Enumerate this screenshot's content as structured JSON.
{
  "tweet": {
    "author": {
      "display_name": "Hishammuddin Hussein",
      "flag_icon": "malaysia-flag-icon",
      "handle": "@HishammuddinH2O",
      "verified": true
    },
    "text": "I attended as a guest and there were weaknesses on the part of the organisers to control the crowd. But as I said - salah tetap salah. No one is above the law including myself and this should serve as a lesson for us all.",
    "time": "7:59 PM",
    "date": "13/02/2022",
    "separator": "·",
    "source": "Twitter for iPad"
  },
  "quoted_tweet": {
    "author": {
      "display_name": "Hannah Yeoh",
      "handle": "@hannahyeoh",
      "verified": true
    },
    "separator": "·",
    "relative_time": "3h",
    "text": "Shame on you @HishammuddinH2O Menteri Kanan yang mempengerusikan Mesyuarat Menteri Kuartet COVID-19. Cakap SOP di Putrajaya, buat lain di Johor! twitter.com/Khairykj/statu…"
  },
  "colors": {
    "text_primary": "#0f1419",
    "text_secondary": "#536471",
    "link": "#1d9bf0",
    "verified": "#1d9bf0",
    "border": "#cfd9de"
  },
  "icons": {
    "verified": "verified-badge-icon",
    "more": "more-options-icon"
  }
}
===
→ **What is asked**: All of the data needs to be printed once more, exactly.

→ **The solution**:
Enumerate this screenshot's content as structured JSON.
{
  "tweet": {
    "author": {
      "display_name": "Hishammuddin Hussein",
      "flag_icon": "malaysia-flag-icon",
      "handle": "@HishammuddinH2O",
      "verified": true
    },
    "text": "I attended as a guest and there were weaknesses on the part of the organisers to control the crowd. But as I said - salah tetap salah. No one is above the law including myself and this should serve as a lesson for us all.",
    "time": "7:59 PM",
    "date": "13/02/2022",
    "separator": "·",
    "source": "Twitter for iPad"
  },
  "quoted_tweet": {
    "author": {
      "display_name": "Hannah Yeoh",
      "handle": "@hannahyeoh",
      "verified": true
    },
    "separator": "·",
    "relative_time": "3h",
    "text": "Shame on you @HishammuddinH2O Menteri Kanan yang mempengerusikan Mesyuarat Menteri Kuartet COVID-19. Cakap SOP di Putrajaya, buat lain di Johor! twitter.com/Khairykj/statu…"
  },
  "colors": {
    "text_primary": "#0f1419",
    "text_secondary": "#536471",
    "link": "#1d9bf0",
    "verified": "#1d9bf0",
    "border": "#cfd9de"
  },
  "icons": {
    "verified": "verified-badge-icon",
    "more": "more-options-icon"
  }
}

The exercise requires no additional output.